● **AIM OF THE TASK**
Locate every line in the records below that holds the word "name" and return each one.

● **GIVEN RECORDS**
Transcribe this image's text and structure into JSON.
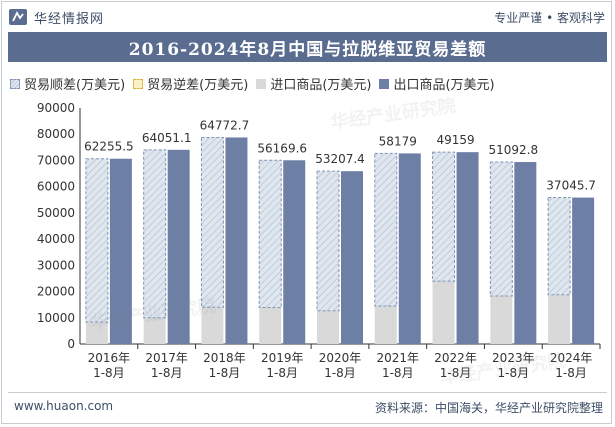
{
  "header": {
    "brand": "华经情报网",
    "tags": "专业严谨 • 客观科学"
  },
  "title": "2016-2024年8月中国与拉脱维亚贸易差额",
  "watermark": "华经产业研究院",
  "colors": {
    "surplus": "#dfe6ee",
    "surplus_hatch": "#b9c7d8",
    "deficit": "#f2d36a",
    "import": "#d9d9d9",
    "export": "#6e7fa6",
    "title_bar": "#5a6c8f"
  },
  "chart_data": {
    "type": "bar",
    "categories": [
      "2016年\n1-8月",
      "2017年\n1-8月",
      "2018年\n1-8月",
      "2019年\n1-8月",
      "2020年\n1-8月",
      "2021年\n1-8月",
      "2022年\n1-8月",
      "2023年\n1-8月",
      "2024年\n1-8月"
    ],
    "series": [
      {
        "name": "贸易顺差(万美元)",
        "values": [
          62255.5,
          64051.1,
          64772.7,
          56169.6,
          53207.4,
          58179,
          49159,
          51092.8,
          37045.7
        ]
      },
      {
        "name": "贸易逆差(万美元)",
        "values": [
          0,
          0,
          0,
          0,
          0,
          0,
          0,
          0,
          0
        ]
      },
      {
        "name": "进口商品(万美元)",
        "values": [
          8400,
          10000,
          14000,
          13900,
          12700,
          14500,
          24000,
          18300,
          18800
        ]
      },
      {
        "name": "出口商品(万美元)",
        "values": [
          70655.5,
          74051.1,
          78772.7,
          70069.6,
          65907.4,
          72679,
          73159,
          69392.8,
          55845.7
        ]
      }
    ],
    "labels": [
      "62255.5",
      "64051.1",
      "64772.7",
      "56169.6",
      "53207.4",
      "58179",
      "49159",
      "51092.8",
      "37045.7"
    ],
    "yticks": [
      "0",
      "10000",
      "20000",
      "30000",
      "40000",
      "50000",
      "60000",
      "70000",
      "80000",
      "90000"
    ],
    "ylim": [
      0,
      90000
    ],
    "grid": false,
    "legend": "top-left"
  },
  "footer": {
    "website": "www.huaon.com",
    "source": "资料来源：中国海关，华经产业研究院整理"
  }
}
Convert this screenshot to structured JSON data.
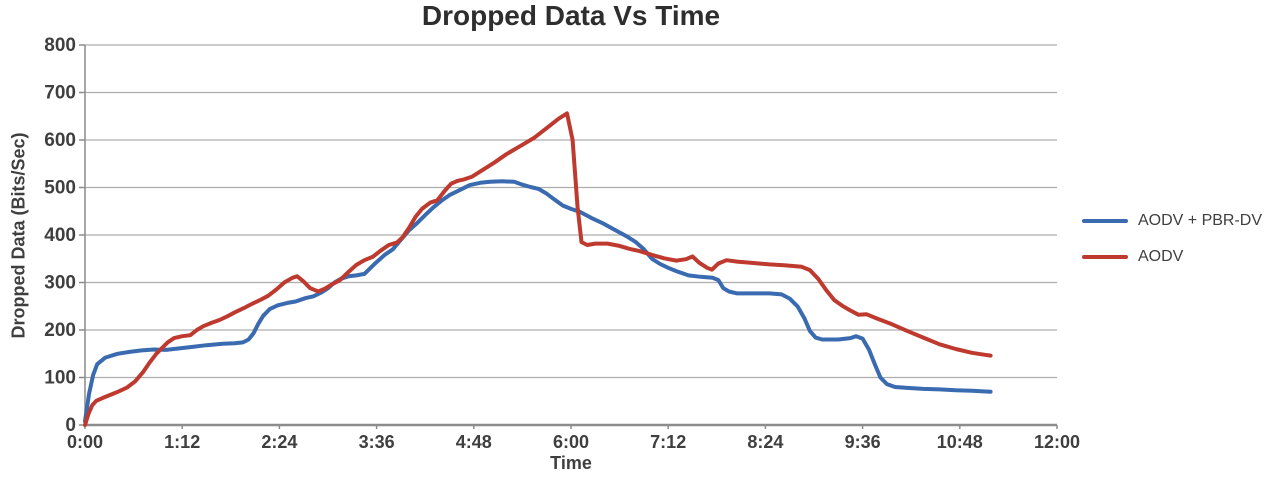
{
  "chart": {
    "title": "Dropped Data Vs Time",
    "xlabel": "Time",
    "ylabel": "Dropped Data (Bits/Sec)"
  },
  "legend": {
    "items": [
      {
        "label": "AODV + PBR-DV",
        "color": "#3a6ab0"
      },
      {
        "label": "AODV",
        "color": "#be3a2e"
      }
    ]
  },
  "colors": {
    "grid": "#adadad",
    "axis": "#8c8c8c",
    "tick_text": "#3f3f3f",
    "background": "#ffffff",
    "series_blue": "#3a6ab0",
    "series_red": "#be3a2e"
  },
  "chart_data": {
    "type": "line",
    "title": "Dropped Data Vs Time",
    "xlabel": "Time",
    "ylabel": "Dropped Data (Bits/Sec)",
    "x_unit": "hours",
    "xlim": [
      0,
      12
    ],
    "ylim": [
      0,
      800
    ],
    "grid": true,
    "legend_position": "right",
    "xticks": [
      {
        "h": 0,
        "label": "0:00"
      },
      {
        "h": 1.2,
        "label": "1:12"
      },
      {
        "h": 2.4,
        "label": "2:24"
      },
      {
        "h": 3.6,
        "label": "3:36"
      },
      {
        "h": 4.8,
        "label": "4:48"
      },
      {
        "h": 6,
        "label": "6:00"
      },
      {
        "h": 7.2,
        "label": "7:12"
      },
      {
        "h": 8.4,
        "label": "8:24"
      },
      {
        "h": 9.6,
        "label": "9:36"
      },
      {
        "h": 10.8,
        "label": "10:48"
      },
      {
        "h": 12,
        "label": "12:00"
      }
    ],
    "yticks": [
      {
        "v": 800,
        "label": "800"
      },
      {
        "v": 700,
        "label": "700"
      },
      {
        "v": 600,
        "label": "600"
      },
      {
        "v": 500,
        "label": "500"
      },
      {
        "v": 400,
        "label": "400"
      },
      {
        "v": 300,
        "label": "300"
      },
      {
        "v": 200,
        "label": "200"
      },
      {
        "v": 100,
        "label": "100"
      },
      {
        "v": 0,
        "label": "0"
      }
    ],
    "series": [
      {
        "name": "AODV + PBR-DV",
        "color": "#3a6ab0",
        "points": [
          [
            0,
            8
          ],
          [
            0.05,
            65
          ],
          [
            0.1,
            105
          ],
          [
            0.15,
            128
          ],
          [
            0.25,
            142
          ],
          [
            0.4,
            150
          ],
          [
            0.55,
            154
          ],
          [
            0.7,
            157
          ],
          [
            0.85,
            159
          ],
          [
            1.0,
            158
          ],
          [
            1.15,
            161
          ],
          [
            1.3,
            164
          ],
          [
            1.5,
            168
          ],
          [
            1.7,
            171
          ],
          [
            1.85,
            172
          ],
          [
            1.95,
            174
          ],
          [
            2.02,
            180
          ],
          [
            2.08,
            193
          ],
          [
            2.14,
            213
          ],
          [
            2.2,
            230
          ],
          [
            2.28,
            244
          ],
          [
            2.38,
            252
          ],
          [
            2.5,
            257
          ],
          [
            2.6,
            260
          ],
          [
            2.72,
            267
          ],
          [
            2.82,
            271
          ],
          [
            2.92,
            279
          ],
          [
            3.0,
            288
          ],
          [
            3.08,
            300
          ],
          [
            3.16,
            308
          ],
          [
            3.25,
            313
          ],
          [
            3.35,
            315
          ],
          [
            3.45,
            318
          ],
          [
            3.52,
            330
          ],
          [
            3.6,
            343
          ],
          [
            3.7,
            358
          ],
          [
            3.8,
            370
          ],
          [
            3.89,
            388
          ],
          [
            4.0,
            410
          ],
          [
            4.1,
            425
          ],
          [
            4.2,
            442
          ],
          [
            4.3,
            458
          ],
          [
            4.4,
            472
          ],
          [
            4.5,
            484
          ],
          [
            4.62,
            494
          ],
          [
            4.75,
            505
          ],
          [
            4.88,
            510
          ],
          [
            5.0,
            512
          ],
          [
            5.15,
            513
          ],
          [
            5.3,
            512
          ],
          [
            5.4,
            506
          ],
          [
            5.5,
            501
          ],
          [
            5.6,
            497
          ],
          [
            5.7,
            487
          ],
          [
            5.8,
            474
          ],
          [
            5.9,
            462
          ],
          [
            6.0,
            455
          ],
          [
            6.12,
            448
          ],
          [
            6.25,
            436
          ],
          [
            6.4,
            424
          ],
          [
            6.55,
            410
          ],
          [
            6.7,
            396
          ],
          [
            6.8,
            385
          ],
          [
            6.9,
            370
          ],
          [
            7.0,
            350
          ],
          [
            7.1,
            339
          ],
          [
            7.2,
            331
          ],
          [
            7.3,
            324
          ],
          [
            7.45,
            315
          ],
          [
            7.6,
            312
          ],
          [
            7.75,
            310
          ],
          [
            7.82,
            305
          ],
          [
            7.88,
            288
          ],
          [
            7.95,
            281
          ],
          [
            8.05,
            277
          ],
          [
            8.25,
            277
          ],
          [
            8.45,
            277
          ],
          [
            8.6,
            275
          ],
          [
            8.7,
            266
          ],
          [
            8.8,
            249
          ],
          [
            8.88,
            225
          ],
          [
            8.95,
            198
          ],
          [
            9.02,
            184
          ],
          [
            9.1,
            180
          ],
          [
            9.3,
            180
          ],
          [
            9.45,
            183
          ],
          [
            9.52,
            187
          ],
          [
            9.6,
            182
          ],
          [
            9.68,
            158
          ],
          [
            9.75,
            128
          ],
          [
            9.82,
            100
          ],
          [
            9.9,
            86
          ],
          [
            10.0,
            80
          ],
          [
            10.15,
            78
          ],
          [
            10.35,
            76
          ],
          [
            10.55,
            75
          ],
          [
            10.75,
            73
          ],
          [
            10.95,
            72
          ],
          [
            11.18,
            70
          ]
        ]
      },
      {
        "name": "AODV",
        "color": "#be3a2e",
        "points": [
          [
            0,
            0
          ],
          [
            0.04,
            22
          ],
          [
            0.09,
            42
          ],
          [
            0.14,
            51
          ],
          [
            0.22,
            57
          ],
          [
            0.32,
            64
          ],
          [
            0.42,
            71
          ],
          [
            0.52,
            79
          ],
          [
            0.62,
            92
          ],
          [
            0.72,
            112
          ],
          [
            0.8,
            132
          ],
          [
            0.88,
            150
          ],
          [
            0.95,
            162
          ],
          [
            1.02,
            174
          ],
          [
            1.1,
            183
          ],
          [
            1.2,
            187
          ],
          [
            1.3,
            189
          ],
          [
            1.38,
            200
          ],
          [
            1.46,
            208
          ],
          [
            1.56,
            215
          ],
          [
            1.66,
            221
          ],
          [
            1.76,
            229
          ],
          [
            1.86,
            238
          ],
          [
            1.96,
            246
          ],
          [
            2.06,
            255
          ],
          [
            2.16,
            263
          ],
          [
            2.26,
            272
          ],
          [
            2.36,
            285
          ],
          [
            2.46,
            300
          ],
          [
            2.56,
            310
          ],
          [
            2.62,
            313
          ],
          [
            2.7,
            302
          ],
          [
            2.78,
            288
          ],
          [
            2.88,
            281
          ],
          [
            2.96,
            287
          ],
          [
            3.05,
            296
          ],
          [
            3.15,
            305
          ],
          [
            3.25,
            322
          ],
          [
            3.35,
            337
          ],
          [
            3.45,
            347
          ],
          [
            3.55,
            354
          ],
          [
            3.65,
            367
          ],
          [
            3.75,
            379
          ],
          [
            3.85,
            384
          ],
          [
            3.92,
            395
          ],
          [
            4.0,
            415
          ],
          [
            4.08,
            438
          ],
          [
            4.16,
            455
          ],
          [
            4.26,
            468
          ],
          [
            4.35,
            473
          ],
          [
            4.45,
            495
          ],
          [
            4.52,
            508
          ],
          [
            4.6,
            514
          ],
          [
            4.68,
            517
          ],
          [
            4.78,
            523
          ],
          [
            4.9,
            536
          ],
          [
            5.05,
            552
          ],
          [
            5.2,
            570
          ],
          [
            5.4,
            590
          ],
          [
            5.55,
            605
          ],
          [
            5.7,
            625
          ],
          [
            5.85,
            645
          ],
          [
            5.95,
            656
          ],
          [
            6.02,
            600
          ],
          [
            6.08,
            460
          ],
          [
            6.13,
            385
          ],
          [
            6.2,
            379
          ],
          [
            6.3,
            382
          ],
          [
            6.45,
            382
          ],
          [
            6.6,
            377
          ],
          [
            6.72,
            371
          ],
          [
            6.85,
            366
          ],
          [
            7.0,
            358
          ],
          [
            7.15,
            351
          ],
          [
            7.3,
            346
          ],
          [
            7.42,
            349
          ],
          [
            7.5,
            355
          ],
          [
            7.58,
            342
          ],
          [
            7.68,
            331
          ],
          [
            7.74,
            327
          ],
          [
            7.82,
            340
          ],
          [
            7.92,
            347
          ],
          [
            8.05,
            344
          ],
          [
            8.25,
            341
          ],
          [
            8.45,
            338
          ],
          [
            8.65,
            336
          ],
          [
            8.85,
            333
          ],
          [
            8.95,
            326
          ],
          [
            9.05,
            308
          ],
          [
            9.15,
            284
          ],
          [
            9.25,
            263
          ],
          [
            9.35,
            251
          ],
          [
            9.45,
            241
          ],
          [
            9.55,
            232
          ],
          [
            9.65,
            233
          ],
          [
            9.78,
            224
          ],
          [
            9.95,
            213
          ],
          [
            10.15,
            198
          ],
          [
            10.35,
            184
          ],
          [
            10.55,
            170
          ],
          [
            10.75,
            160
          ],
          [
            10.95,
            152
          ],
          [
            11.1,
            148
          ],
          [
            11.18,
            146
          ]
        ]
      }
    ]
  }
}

● **TASK RESPONSE**
        "name": "贸易顺差(万美元)",
        "name": "贸易逆差(万美元)",
        "name": "进口商品(万美元)",
        "name": "出口商品(万美元)",
        "name": "AODV + PBR-DV",
        "name": "AODV",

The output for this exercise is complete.